Task statement: Look through the lines below and extract any with the word "into".
-------- Task material
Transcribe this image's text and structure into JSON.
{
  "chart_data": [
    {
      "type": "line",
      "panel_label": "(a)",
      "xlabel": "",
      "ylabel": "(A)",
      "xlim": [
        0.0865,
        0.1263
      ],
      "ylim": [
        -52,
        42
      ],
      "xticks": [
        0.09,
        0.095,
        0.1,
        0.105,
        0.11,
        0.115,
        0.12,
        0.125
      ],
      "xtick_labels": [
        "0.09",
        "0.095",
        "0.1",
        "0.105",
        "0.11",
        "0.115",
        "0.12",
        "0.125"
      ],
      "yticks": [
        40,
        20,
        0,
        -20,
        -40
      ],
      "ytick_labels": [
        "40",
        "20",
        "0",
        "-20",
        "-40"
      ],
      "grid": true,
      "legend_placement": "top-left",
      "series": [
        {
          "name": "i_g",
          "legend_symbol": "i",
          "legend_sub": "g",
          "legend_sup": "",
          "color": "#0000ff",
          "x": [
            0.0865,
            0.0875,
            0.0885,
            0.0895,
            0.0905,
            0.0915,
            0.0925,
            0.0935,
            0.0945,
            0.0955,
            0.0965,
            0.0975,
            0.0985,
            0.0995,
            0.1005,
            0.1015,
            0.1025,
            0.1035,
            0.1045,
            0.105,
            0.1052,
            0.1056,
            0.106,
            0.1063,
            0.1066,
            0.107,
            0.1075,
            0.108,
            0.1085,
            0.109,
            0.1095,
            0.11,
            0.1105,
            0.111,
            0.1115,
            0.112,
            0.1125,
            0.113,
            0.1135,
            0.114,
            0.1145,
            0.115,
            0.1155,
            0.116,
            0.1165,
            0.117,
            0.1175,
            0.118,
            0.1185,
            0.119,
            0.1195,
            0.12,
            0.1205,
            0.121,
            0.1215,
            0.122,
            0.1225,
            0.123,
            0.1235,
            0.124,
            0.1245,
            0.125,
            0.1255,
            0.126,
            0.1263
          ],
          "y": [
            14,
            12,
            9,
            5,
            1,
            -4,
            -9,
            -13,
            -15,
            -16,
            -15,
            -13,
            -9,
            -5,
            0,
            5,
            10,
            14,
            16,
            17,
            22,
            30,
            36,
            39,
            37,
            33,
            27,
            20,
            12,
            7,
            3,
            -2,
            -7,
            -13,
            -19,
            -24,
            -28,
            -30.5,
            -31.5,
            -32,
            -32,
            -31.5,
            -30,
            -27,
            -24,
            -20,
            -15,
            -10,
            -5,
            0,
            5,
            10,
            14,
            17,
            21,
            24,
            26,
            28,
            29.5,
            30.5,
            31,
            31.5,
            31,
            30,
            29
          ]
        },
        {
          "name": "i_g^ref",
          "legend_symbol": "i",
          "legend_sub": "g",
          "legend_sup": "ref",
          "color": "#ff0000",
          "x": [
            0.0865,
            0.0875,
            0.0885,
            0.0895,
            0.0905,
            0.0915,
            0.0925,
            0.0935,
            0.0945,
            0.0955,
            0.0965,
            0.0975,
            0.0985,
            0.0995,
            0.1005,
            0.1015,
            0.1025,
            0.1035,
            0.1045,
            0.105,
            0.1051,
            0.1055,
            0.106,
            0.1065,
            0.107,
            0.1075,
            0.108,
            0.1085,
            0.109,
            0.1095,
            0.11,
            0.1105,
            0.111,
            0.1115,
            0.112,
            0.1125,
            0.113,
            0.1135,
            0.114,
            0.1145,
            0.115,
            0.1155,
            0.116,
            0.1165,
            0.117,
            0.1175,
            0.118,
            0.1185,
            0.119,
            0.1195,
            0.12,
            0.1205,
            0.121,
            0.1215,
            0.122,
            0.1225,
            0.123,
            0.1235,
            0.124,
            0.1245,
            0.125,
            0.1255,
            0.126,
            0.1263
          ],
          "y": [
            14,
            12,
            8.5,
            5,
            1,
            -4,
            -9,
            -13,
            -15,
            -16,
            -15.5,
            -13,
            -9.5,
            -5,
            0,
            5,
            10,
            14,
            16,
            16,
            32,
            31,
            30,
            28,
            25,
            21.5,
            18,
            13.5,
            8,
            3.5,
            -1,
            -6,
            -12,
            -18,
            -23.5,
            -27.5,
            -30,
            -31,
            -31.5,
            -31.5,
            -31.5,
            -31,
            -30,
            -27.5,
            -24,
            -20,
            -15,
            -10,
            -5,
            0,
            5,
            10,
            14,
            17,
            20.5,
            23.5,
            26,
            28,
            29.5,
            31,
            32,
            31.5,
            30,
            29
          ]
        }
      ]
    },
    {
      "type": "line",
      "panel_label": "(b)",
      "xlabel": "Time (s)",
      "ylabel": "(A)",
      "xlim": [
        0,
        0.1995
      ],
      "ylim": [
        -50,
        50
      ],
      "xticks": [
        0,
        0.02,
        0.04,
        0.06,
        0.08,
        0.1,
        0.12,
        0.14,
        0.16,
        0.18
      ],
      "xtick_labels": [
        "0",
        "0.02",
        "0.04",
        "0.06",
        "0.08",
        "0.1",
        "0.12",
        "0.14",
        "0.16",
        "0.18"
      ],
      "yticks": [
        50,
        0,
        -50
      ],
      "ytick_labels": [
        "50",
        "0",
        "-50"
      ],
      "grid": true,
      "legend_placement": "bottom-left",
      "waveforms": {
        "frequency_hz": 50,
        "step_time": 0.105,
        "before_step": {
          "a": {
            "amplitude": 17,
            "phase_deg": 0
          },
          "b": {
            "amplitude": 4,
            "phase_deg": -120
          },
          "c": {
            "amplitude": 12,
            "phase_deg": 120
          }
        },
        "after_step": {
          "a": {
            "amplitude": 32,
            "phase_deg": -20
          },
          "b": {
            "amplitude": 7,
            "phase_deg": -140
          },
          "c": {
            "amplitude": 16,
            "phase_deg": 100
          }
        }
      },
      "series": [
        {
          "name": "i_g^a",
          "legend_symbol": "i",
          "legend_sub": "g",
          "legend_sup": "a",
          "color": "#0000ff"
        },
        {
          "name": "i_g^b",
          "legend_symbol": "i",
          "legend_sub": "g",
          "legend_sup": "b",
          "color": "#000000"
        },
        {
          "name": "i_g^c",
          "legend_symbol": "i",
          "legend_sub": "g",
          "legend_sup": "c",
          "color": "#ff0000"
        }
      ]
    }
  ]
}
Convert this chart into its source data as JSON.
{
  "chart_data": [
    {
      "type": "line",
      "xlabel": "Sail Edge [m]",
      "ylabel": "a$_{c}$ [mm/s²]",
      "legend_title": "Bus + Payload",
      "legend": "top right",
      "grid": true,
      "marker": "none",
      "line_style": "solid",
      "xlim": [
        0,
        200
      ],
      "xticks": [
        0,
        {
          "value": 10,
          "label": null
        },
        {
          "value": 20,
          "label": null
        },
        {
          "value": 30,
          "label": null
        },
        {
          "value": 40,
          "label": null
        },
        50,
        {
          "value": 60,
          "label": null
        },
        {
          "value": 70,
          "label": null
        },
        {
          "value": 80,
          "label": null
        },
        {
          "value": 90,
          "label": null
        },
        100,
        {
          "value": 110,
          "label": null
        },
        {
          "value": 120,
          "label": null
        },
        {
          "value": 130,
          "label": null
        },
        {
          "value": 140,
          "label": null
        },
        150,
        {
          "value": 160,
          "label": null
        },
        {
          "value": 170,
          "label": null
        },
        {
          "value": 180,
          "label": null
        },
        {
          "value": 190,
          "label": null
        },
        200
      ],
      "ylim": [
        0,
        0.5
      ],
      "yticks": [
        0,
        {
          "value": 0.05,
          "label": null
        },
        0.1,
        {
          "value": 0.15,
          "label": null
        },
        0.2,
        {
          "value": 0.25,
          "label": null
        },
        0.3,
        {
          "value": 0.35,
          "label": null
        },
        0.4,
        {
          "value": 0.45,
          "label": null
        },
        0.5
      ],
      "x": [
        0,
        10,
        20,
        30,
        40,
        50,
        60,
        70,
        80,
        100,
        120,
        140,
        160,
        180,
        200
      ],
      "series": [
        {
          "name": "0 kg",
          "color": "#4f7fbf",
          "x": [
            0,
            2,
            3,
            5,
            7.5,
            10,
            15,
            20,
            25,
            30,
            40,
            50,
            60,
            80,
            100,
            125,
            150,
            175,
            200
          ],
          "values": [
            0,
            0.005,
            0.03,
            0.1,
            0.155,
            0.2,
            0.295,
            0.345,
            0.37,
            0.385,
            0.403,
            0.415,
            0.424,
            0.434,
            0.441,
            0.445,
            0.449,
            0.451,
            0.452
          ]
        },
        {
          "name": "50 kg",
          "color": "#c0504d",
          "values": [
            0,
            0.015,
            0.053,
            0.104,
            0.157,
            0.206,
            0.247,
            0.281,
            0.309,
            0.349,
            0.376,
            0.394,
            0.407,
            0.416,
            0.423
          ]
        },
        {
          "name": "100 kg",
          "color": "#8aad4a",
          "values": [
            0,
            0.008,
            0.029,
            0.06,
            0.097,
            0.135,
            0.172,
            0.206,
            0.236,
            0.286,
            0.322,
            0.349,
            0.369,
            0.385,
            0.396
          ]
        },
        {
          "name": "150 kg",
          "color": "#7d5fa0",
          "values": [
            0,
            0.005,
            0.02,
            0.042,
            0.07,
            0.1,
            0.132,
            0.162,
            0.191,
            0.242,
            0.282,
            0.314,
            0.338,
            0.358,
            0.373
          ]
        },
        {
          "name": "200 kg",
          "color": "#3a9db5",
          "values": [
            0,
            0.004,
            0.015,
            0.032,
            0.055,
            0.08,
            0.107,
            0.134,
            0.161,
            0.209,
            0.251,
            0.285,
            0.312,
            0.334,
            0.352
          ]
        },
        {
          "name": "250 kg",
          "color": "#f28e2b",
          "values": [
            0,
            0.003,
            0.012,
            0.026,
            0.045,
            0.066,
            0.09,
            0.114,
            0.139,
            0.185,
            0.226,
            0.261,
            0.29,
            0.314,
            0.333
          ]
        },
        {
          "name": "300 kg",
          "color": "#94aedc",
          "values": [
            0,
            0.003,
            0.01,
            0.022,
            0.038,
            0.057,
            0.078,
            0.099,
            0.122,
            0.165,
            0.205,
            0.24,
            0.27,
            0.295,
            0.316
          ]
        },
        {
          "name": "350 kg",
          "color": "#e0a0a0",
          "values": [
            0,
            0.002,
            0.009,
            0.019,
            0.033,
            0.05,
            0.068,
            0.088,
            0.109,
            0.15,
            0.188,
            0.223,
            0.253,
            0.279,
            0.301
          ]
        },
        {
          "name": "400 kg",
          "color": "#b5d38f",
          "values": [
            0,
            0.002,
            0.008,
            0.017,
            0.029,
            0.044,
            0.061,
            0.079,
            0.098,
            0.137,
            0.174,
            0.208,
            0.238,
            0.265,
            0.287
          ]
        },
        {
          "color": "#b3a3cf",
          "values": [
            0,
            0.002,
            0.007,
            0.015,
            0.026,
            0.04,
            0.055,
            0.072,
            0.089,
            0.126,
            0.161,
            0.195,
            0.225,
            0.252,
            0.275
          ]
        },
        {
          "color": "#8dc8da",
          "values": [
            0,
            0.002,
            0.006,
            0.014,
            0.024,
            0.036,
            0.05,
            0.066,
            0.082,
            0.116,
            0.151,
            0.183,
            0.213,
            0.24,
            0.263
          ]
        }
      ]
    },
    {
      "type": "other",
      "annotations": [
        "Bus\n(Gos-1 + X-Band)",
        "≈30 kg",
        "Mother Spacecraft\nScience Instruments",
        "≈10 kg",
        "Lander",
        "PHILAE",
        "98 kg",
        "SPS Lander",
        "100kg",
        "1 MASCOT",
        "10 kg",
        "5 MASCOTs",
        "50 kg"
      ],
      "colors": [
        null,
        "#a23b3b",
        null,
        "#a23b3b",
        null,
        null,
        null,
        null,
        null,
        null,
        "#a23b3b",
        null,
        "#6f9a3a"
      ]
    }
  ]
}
----------------
Expected answer:
Transcribe this image's text and structure into JSON.
Convert this chart into its source data as JSON.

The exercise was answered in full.